| GIVEN EXERCISE |
Can you reproduce the items word for word, from the first line through the line containing "pencil-icon <box>1129 14 1143 31</box>", both ends included?

§

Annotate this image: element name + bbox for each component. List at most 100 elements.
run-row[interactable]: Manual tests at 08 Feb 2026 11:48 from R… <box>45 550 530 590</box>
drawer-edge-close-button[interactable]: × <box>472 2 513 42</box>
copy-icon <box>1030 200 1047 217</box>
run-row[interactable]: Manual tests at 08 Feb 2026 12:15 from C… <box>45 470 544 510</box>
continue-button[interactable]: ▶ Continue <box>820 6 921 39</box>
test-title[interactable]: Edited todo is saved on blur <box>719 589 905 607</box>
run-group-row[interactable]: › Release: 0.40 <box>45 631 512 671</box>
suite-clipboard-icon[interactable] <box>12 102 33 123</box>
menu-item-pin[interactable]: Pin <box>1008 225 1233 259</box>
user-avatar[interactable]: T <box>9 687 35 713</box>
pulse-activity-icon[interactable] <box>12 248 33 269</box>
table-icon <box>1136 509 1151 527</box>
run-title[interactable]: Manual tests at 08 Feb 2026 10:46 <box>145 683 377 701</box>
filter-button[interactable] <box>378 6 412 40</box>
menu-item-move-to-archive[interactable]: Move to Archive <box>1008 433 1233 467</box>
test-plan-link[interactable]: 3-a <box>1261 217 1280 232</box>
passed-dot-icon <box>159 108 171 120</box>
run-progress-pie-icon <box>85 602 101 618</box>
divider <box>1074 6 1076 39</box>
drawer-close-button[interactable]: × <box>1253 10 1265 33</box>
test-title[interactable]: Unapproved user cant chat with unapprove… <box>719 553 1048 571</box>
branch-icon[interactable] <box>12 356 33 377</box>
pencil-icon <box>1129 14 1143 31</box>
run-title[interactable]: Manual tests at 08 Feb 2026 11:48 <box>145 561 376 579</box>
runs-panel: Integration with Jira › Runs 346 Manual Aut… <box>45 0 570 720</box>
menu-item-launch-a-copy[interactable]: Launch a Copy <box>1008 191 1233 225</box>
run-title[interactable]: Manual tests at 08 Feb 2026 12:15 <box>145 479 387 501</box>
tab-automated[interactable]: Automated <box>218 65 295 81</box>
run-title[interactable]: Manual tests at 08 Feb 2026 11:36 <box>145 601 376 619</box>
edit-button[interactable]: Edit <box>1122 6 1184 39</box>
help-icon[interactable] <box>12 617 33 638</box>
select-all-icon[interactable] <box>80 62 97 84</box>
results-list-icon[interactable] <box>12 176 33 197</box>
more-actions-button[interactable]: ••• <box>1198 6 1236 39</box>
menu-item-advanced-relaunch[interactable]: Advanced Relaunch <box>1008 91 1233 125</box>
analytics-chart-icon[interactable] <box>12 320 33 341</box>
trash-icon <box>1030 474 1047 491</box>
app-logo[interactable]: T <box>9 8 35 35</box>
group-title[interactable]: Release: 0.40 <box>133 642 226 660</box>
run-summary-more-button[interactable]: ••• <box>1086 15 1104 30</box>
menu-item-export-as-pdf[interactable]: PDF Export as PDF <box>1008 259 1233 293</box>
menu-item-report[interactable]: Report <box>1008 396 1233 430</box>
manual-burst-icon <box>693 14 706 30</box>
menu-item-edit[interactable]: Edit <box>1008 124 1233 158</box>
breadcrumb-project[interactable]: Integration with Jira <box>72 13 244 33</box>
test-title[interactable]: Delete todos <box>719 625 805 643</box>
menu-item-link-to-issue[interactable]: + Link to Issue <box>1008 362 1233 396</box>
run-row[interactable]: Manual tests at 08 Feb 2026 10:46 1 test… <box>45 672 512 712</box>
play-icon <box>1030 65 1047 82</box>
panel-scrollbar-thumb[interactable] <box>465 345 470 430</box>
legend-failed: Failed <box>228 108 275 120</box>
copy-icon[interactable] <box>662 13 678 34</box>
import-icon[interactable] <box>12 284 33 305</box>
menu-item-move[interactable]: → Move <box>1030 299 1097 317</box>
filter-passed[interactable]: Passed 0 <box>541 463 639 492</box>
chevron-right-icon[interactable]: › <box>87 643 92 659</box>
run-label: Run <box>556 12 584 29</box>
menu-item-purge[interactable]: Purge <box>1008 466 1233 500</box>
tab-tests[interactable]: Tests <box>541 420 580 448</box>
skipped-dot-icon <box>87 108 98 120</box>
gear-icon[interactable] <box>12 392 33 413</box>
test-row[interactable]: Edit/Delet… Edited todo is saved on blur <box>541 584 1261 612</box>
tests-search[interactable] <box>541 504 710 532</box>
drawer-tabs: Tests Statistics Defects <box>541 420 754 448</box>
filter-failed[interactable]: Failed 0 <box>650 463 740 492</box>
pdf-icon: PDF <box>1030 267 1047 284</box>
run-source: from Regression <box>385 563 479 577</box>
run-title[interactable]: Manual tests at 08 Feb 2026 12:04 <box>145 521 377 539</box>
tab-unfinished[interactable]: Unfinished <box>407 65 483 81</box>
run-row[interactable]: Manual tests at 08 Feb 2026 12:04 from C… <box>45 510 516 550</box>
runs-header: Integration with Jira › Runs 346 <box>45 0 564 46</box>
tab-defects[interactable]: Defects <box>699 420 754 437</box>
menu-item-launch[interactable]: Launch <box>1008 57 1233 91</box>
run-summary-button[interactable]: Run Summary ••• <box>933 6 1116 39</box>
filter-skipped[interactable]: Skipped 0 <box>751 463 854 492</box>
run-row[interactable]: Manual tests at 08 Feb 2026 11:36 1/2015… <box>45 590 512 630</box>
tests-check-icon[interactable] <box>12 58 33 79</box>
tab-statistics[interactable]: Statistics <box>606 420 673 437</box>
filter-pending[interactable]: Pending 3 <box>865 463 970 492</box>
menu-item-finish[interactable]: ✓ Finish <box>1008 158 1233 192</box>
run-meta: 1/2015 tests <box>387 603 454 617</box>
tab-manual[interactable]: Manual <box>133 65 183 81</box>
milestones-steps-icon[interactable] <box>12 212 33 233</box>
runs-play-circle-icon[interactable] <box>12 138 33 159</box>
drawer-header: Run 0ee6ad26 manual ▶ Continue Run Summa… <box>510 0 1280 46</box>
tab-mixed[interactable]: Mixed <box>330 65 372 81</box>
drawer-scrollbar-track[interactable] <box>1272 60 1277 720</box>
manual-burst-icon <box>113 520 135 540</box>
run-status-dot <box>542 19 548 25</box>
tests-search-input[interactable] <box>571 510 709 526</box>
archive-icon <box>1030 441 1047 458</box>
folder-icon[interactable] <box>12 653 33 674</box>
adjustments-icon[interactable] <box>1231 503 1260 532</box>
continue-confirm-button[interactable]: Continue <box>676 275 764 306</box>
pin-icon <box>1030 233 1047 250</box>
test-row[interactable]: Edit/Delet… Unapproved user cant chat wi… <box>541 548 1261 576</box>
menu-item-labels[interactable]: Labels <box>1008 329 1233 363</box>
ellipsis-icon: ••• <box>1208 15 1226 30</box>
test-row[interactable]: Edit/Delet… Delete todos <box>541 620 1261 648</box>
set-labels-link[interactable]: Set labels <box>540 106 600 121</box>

§

| TASK ANSWER |
Annotate this image: element name + bbox for each component. List at most 100 elements.
run-row[interactable]: Manual tests at 08 Feb 2026 11:48 from R… <box>45 550 530 590</box>
drawer-edge-close-button[interactable]: × <box>472 2 513 42</box>
copy-icon <box>1030 200 1047 217</box>
run-row[interactable]: Manual tests at 08 Feb 2026 12:15 from C… <box>45 470 544 510</box>
continue-button[interactable]: ▶ Continue <box>820 6 921 39</box>
test-title[interactable]: Edited todo is saved on blur <box>719 589 905 607</box>
run-group-row[interactable]: › Release: 0.40 <box>45 631 512 671</box>
suite-clipboard-icon[interactable] <box>12 102 33 123</box>
menu-item-pin[interactable]: Pin <box>1008 225 1233 259</box>
user-avatar[interactable]: T <box>9 687 35 713</box>
pulse-activity-icon[interactable] <box>12 248 33 269</box>
table-icon <box>1136 509 1151 527</box>
run-title[interactable]: Manual tests at 08 Feb 2026 10:46 <box>145 683 377 701</box>
filter-button[interactable] <box>378 6 412 40</box>
menu-item-move-to-archive[interactable]: Move to Archive <box>1008 433 1233 467</box>
test-plan-link[interactable]: 3-a <box>1261 217 1280 232</box>
passed-dot-icon <box>159 108 171 120</box>
run-progress-pie-icon <box>85 602 101 618</box>
divider <box>1074 6 1076 39</box>
drawer-close-button[interactable]: × <box>1253 10 1265 33</box>
test-title[interactable]: Unapproved user cant chat with unapprove… <box>719 553 1048 571</box>
branch-icon[interactable] <box>12 356 33 377</box>
pencil-icon <box>1129 14 1143 31</box>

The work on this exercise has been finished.